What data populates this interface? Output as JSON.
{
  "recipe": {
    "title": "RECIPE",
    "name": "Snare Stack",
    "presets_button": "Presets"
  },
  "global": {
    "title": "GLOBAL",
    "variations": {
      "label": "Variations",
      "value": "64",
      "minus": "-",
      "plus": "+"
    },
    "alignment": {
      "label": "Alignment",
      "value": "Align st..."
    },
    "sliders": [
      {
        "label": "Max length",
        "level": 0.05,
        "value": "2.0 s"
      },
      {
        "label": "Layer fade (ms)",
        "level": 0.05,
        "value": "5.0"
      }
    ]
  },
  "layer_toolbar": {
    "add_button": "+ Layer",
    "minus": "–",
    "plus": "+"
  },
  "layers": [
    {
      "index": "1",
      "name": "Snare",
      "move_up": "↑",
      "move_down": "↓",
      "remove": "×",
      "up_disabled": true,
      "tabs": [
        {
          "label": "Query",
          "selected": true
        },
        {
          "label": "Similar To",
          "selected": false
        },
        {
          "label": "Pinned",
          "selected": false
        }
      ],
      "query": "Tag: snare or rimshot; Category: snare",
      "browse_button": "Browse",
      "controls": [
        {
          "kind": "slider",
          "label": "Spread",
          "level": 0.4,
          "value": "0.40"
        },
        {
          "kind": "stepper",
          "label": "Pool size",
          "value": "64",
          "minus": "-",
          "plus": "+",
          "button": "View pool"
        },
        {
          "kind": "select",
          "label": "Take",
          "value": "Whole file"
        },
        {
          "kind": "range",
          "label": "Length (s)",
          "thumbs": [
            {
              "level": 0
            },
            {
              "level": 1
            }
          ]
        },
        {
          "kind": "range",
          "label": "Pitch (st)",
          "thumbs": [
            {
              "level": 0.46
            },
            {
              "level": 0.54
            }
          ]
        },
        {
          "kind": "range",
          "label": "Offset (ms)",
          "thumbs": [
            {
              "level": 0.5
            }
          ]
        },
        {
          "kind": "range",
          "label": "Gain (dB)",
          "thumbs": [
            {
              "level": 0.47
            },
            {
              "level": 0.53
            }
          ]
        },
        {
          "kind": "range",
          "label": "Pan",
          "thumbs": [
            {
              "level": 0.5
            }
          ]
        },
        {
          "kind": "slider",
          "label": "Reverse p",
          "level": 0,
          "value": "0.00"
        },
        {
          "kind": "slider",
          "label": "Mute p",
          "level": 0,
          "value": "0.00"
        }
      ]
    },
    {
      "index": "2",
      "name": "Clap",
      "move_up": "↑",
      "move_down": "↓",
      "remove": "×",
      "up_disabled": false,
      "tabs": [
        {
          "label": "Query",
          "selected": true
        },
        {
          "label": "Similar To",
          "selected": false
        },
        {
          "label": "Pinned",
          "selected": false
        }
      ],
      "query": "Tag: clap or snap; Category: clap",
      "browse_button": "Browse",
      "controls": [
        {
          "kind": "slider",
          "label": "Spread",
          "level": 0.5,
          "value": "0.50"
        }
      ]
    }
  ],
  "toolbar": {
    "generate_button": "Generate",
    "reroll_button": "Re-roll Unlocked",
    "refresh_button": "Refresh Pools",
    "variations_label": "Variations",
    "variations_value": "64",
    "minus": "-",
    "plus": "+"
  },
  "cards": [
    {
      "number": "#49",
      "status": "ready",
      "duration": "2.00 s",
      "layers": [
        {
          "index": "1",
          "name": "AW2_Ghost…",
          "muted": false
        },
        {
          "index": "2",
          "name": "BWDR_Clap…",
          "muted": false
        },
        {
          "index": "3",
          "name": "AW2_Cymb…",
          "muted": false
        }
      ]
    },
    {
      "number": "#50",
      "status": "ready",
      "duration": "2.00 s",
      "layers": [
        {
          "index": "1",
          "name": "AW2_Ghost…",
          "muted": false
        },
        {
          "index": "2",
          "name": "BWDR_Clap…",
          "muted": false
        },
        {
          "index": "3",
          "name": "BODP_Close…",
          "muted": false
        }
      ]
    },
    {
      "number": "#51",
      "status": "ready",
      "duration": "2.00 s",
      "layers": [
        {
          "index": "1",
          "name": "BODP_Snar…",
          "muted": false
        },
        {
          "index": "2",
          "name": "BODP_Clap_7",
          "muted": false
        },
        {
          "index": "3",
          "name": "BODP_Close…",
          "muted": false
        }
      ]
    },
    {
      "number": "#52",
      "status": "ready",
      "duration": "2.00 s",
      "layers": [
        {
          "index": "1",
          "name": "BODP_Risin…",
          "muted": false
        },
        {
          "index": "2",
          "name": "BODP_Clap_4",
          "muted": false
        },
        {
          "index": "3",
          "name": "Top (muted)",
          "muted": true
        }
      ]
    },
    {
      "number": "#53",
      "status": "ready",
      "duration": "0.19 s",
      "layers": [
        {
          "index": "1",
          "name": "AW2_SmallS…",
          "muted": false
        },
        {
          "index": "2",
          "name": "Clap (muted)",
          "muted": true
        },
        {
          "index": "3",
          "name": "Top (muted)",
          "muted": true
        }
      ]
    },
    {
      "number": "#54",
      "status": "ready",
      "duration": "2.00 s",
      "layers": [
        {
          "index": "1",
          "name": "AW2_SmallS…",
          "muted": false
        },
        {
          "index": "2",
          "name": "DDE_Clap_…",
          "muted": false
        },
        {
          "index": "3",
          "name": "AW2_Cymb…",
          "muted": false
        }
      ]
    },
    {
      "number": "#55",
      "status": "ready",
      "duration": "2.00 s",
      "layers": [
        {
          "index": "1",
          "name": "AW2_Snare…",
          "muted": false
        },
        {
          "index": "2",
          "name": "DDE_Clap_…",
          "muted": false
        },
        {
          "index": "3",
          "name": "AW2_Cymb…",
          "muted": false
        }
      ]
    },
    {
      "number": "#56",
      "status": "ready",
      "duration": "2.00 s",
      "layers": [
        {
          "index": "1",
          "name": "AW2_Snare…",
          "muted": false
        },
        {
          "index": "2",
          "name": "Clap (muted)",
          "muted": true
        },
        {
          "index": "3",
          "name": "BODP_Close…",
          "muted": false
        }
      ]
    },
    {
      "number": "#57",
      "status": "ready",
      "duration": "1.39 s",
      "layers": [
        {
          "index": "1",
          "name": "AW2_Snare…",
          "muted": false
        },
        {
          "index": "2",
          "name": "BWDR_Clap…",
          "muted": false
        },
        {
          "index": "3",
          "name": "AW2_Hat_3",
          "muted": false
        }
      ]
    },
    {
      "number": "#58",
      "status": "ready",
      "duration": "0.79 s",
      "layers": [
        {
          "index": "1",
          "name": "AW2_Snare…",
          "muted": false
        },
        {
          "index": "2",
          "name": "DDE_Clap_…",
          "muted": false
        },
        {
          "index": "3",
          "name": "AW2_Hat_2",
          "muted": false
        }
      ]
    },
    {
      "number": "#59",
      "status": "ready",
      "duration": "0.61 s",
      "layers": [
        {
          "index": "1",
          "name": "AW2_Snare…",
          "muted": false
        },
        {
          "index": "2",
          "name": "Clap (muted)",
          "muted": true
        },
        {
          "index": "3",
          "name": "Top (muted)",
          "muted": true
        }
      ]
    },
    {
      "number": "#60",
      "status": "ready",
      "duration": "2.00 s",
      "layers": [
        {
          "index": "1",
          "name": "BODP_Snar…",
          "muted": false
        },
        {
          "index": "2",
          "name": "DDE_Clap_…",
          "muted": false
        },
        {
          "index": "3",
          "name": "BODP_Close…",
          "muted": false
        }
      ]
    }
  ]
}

========================================

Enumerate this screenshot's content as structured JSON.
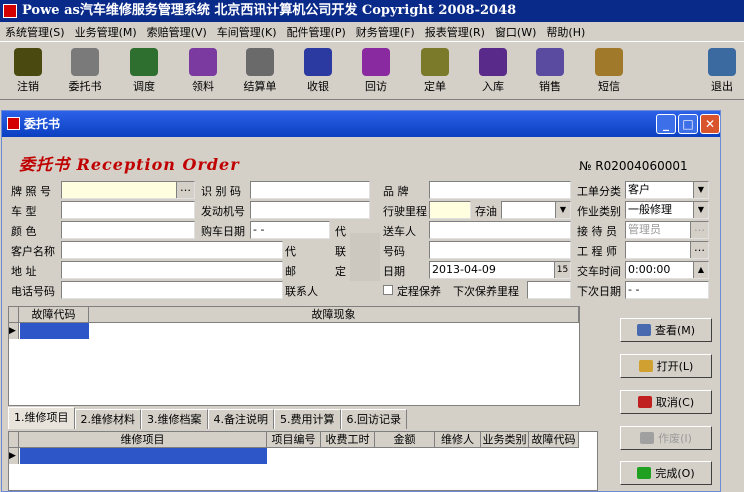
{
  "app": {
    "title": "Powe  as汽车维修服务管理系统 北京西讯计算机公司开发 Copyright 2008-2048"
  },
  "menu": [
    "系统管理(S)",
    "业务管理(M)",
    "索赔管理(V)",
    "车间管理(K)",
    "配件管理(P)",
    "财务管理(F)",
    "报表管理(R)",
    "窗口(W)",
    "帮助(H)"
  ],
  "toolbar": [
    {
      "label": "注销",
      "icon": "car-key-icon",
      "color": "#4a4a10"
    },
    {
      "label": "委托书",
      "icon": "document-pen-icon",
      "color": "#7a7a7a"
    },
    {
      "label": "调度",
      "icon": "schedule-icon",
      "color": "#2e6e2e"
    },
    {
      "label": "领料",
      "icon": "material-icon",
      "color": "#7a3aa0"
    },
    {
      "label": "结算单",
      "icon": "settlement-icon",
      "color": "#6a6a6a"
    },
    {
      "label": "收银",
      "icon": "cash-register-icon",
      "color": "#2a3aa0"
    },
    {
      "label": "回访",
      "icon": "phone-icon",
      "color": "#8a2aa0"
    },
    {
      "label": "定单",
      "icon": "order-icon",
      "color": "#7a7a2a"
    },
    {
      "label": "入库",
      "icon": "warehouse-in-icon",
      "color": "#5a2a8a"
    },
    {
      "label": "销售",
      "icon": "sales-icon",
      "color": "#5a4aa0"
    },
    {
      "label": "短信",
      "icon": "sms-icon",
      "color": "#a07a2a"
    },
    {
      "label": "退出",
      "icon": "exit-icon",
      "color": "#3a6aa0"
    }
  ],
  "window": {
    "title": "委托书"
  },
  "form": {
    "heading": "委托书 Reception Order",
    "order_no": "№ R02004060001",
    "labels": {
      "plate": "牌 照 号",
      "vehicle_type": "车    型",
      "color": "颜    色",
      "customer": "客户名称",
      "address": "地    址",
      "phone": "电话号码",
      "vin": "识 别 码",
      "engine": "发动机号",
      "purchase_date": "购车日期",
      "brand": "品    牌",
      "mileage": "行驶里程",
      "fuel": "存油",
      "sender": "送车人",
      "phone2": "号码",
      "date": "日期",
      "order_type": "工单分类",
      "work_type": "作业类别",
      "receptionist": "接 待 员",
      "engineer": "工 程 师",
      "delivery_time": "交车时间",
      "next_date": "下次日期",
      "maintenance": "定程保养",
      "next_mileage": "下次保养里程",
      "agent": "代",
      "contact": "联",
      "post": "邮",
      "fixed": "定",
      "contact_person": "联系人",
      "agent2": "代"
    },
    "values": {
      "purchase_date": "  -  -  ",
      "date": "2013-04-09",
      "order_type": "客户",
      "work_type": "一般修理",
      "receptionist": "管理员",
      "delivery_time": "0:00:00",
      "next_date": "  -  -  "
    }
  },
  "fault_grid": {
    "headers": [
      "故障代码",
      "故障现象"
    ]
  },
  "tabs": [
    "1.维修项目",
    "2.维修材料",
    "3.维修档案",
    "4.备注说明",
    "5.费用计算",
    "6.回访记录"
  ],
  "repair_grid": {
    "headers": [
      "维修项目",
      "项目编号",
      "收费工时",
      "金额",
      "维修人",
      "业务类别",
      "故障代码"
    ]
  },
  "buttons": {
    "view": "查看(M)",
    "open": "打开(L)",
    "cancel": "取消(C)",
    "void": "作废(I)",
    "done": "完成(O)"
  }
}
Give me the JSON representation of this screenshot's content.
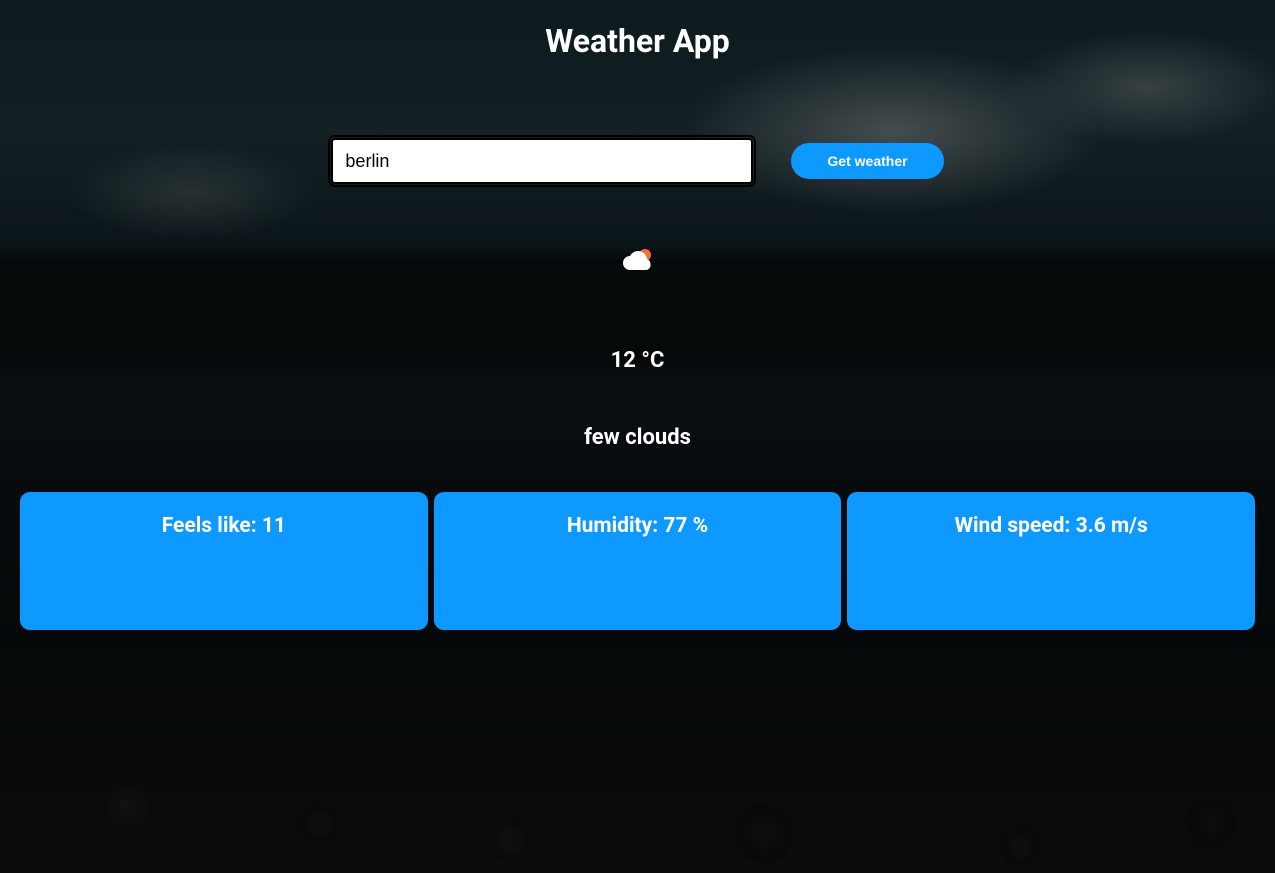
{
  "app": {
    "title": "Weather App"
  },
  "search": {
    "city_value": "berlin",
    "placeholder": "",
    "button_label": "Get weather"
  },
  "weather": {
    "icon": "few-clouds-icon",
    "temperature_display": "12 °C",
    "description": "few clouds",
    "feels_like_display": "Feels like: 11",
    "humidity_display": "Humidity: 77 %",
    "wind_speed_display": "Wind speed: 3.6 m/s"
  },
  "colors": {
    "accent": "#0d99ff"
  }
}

========================================

Objective |
List each line holding the string "JSON".

Complete answer |
What data populates this interface? Output as JSON.
Enumerate this screenshot's content as structured JSON.
Give me the JSON representation of this screenshot's content.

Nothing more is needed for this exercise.